• Exercise directions
Locate each line below that includes "United" and reproduce it.

## START

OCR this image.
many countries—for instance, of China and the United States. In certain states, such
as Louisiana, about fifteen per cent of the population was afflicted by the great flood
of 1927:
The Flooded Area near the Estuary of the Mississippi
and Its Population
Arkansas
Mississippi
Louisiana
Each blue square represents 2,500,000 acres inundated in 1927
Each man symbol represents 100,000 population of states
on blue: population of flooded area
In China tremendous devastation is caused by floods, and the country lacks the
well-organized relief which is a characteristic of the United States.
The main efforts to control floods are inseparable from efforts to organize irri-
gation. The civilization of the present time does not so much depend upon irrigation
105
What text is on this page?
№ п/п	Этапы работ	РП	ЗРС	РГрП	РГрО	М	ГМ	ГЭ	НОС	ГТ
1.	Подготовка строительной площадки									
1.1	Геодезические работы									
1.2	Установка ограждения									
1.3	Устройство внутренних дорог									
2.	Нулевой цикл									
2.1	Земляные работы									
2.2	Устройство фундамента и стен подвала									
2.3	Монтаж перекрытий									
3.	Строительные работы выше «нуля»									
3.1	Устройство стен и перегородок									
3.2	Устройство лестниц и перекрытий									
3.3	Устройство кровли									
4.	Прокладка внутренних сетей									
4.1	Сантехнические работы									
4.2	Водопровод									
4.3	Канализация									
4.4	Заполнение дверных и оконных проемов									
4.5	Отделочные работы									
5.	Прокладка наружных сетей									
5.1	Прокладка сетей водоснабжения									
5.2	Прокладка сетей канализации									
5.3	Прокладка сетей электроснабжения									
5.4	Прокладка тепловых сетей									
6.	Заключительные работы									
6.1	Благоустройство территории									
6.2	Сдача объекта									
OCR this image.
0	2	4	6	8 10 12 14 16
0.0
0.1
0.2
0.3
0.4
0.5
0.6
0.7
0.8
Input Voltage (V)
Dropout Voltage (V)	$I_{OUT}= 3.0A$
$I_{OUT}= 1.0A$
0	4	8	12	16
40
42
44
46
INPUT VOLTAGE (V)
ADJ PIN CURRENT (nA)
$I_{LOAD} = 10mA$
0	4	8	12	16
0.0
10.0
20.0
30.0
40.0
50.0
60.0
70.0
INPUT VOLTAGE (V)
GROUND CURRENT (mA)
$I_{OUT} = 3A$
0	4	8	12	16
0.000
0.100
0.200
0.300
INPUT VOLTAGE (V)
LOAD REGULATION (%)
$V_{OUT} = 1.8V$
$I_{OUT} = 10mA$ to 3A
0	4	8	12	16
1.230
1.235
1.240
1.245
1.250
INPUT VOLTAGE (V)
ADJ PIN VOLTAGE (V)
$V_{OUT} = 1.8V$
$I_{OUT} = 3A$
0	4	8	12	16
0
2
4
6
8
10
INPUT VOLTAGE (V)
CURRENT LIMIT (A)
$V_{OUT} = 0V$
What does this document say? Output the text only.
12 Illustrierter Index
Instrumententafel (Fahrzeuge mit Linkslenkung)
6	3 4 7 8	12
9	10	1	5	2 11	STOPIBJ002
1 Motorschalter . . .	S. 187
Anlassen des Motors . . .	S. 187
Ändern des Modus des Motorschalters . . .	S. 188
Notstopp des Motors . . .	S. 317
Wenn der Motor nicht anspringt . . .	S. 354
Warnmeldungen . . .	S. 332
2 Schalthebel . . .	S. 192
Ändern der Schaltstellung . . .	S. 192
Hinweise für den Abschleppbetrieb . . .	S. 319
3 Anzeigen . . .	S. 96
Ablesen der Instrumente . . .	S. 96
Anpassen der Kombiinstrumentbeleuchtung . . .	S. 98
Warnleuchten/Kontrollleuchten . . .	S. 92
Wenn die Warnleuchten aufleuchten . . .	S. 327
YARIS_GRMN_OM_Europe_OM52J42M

## END

• Written response
many countries—for instance, of China and the United States. In certain states, such
well-organized relief which is a characteristic of the United States.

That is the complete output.